● Consegna
Ricopia senza alcuna modifica le righe dell'elenco: comincia dalla prima riga e fermati dopo quella che contiene "x-category-label: H° (60", inclusa.

Annotazioni dei riquadri degli elementi:
'''
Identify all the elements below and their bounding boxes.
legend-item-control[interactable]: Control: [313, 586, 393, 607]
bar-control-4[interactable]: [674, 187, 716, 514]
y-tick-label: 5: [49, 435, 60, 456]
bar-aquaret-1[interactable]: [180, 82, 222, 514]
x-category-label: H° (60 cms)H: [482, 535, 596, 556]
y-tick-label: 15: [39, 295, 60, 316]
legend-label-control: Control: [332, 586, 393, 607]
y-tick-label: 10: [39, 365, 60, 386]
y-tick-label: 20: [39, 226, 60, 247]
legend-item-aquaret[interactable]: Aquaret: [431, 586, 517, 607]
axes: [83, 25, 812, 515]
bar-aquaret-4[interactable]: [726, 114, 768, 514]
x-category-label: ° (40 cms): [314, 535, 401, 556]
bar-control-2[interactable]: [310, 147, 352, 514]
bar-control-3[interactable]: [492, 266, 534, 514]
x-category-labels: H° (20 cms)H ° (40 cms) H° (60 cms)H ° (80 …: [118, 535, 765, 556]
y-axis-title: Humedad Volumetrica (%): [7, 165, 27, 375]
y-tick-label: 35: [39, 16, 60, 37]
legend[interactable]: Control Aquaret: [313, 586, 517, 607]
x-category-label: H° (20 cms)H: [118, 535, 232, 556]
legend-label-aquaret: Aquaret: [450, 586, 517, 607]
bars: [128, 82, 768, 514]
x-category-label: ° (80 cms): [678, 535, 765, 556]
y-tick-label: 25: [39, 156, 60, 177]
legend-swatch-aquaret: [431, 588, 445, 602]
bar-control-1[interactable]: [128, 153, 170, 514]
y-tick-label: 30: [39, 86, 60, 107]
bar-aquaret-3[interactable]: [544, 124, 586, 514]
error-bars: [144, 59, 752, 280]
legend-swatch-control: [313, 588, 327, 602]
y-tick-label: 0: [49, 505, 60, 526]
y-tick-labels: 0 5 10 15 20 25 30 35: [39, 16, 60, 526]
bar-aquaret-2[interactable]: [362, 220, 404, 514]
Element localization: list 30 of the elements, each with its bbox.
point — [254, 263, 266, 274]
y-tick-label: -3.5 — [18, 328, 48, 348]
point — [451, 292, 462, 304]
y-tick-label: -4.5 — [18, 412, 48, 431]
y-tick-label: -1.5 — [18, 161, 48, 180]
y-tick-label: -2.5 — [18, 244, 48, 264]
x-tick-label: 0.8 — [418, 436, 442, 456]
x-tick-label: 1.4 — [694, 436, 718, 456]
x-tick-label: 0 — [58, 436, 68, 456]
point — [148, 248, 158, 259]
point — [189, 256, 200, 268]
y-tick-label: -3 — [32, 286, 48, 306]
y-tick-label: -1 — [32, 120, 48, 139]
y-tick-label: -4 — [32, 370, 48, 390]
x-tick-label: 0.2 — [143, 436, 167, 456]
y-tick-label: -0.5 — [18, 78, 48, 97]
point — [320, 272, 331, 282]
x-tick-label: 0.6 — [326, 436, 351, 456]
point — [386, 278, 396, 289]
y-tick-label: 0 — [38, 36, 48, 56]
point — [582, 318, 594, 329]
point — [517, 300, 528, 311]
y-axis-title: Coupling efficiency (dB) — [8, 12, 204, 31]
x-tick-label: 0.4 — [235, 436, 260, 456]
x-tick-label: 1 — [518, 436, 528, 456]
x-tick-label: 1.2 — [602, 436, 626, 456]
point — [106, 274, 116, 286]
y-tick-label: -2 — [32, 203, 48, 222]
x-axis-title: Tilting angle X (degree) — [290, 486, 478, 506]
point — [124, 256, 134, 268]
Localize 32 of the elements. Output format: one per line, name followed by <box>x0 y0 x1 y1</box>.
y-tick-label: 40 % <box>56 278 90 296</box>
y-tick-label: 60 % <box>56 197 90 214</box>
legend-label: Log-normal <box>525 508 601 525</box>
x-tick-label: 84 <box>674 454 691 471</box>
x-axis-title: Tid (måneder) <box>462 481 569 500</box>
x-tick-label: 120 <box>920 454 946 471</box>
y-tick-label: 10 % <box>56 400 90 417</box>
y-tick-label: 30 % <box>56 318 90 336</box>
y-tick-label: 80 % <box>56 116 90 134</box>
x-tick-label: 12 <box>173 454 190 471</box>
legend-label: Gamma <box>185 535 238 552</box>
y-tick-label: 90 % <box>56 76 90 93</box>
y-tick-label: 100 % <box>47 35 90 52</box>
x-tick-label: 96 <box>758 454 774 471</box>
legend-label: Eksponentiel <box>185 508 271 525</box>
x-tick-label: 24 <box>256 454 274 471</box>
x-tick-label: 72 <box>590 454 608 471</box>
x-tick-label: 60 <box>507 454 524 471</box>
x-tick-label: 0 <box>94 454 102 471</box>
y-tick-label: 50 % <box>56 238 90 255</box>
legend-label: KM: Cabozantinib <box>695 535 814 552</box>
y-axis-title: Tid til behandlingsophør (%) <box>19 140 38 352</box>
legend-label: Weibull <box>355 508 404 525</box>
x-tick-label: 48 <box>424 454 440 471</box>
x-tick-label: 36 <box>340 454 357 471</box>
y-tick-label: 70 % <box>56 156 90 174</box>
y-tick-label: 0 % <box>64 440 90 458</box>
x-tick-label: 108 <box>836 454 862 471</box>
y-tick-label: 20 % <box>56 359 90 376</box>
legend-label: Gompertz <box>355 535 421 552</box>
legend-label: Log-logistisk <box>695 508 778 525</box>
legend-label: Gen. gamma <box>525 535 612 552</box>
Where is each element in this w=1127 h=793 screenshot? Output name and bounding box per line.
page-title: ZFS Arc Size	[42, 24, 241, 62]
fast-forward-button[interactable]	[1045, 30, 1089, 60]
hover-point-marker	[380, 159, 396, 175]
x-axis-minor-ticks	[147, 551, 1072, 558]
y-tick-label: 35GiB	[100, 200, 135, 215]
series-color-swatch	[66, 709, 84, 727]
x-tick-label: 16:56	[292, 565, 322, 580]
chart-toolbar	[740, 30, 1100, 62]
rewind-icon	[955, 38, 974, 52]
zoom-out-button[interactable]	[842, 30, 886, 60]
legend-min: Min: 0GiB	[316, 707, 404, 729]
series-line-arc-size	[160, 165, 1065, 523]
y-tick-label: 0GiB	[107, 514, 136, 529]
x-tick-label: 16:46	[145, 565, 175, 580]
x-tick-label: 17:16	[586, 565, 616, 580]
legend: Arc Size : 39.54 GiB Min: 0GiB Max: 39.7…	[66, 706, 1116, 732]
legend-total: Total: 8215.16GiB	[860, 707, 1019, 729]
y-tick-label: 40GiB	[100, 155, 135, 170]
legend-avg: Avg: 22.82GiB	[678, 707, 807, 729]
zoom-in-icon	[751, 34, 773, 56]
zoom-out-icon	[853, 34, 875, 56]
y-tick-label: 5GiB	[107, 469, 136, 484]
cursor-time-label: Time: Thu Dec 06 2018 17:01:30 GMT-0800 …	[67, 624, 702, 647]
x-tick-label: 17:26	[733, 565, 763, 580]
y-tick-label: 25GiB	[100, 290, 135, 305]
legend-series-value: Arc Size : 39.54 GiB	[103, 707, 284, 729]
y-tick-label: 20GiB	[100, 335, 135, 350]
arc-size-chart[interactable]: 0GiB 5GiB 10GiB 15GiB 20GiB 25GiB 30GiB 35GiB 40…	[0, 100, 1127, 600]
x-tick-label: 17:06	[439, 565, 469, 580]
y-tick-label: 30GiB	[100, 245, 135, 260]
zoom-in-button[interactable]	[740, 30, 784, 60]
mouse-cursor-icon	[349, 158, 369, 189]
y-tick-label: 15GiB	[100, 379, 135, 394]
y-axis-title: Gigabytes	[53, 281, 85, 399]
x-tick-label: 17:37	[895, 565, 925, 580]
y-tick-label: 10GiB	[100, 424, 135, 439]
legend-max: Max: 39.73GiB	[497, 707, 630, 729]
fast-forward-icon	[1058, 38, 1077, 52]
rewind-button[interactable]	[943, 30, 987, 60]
'''
● Risposta
Identify all the elements below and their bounding boxes.
legend-item-control[interactable]: Control: [313, 586, 393, 607]
bar-control-4[interactable]: [674, 187, 716, 514]
y-tick-label: 5: [49, 435, 60, 456]
bar-aquaret-1[interactable]: [180, 82, 222, 514]
x-category-label: H° (60 cms)H: [482, 535, 596, 556]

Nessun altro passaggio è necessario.